Given instruction A: In the Kedro namespaces thread, which regressor is trained and evaluated in the extended_modelling_pipeline?

Supplied passage:
Hi Continuing with my experimentation with namespaces and in Kedro #questions

Hi, Continuing with my experimentation with namesp...

Shah

10/09/2025, 4:47 PM

Hi, Continuing with my experimentation with namespaces and inheriting/extending pipelines, I have a situation. My current workflow is following. I have namespaces implemented for each of the demo (train and evaluate LR model) and extended (train and model RF model), pipelines. (Continued in the replies to this message... )

Shah

10/09/2025, 4:48 PM

Collapsed view of these namespaces is this:

Shah

10/09/2025, 4:53 PM

In this, the

demo_modelling_pipeline

receives the

presence_motion_co2_combined_cleaned_neg_removed

and applies

split_data_node

and the training and evaluation of

LinearRegression

. After this, in the

extended_modelling_pipeline

, these split dataframes (

X_train, X_test, y_train, y_test

) are passed as inputs, and two nodes execute training and evaluation of

RandomForestRegressor

Shah

10/09/2025, 5:13 PM

I want to better organise this in a way that I have two separate paths after splitting the Data Frame, one for LR and another for RF. For this, I'm applying the following logic. In

data_science/pipeline.py

file: I have base_data_science pipeline structure defined as -

Copy code

base_data_science = Pipeline(
    [
        Node(
            func=show_data,
            inputs=["presence_motion_co2_combined_cleaned_neg_removed","parameters"],
            outputs=None,
            name="show_data_node"
        ),
        Node(
            func=split_data,
            inputs=["presence_motion_co2_combined_cleaned_neg_removed","params:split_data"],
            outputs=["X_train", "X_test", "y_train", "y_test"],
            name="split_data_node"
        )

    ]
)

After that, I am creating the

demo_modelling_pipeline

to execute just the LR mode training and evaluation, combining the previous two nodes (show and split) with the train and eval of LR.

Copy code

def create_pipeline(**kwargs) -> Pipeline:
    return Pipeline(
        [
        base_data_science,
        Node(
            func=train_model_LR,
            inputs=["X_train", "y_train", "params:train_data"],
            outputs="model_LR",
            name="train_model_LR_node"
        ),
        Node(
            func=evaluate_model,
            inputs=["model_LR", "X_test", "y_test", "params:eval_model"],
            outputs="metrics_LR",
            name="evaluate_model_LR_node"

Given instruction B: Express the records as a Markdown table with columns "Row" and "Line", beginning at the first line of the records and stopping after the line that contains "yellow-arrow bbox=[89, 64, 115, 231]". Leave out blank lines.

Data rows:

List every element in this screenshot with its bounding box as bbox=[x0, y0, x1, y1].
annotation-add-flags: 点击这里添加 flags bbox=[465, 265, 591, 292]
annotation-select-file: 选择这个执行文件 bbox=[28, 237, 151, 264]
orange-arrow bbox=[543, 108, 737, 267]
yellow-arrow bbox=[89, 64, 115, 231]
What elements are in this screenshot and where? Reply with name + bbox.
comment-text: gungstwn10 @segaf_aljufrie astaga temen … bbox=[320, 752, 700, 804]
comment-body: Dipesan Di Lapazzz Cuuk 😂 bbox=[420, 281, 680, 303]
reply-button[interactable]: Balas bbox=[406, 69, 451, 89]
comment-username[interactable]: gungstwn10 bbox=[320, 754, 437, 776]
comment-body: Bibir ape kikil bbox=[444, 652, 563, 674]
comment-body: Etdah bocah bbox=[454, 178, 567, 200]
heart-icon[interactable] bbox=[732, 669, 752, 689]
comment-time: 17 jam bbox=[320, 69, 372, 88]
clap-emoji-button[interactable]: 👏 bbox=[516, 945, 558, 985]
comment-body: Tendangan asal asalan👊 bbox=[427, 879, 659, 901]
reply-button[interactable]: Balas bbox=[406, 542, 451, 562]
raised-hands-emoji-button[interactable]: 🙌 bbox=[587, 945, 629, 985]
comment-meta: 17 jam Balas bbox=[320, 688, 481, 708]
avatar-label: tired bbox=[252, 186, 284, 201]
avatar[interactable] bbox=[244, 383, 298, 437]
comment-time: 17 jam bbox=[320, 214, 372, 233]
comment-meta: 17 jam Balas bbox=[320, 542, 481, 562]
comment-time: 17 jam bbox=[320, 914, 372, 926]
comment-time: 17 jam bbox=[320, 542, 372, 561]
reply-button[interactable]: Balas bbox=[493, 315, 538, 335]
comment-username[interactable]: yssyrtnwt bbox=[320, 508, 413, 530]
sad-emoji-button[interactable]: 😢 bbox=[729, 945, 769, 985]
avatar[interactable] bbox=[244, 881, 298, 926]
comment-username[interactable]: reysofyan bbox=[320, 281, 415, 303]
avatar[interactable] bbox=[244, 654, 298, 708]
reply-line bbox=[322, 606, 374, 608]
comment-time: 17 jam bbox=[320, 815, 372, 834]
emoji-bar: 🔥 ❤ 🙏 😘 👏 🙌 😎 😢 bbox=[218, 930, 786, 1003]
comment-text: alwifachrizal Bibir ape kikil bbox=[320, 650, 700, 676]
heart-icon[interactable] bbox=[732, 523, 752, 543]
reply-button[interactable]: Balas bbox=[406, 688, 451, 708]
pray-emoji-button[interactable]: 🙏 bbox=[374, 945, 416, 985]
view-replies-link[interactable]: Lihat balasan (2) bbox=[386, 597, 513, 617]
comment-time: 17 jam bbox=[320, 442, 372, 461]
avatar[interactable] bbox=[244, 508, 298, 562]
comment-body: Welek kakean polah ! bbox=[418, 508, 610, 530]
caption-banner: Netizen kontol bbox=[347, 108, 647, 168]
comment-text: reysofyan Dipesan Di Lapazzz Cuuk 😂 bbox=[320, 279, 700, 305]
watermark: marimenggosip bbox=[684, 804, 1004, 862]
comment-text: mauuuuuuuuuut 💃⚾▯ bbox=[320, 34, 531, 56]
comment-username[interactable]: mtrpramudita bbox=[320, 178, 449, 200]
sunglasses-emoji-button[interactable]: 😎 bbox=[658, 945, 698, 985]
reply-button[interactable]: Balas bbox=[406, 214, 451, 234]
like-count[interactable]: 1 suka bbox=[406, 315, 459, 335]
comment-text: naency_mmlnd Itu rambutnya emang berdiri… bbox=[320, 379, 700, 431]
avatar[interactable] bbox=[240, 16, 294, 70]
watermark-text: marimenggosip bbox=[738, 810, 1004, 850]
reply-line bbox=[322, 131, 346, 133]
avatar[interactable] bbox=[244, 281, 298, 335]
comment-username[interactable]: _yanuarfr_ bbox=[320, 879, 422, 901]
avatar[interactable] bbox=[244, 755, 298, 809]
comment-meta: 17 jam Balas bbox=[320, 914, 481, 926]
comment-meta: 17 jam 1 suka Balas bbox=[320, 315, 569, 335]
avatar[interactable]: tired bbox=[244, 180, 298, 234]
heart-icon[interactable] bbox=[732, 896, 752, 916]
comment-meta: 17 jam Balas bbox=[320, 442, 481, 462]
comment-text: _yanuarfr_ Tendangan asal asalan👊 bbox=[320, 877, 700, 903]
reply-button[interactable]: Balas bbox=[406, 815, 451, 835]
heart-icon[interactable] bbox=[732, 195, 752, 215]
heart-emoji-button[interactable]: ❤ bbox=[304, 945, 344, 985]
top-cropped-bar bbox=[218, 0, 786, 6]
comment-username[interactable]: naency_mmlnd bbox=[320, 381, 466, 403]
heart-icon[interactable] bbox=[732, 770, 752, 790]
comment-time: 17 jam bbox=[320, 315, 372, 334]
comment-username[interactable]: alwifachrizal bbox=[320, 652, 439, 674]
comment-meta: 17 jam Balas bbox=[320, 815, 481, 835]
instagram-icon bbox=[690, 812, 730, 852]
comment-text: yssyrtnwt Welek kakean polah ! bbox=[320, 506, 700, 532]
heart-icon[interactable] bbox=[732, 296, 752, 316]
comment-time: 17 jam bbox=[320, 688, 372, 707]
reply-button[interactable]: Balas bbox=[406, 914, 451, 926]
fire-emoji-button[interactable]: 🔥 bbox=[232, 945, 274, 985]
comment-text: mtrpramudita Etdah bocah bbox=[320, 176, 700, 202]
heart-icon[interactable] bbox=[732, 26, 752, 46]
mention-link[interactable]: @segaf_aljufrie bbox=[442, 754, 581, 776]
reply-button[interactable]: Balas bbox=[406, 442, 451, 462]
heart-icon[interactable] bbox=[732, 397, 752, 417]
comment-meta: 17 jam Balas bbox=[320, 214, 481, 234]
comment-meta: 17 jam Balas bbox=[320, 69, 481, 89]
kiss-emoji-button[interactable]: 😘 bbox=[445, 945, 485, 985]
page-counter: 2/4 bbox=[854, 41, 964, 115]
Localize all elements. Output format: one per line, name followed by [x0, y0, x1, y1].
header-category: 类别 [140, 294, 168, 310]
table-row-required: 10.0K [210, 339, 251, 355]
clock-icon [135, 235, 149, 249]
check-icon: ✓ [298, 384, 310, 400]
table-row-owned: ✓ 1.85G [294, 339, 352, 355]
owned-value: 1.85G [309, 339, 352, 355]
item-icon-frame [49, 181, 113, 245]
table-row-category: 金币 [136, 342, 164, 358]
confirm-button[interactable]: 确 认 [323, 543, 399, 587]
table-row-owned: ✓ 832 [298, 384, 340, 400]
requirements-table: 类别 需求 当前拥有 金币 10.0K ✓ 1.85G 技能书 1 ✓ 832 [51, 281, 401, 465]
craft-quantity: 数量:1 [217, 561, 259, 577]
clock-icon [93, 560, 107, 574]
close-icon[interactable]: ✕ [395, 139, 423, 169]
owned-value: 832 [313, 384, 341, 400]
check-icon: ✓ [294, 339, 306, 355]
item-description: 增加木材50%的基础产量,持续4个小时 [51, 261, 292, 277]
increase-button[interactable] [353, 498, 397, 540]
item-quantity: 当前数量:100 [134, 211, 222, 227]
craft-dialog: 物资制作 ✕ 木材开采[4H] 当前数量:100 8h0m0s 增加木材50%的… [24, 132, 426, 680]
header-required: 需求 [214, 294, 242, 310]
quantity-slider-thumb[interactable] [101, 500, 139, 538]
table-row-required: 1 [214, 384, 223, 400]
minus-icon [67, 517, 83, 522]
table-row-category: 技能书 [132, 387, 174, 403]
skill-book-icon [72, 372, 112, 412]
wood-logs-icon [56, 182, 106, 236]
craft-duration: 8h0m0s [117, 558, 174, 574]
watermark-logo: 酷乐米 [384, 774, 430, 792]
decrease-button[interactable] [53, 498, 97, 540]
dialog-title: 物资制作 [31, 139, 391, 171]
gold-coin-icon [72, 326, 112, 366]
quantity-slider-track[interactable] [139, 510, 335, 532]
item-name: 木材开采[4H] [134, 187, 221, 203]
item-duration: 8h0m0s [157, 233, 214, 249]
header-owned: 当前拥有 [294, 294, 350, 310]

Reply A: RandomForestRegressor

Reply B:
| Row | Line |
|---|---|
| 1 | List every element in this screenshot with its bounding box as bbox=[x0, y0, x1, y1]. |
| 2 | annotation-add-flags: 点击这里添加 flags bbox=[465, 265, 591, 292] |
| 3 | annotation-select-file: 选择这个执行文件 bbox=[28, 237, 151, 264] |
| 4 | orange-arrow bbox=[543, 108, 737, 267] |
| 5 | yellow-arrow bbox=[89, 64, 115, 231] |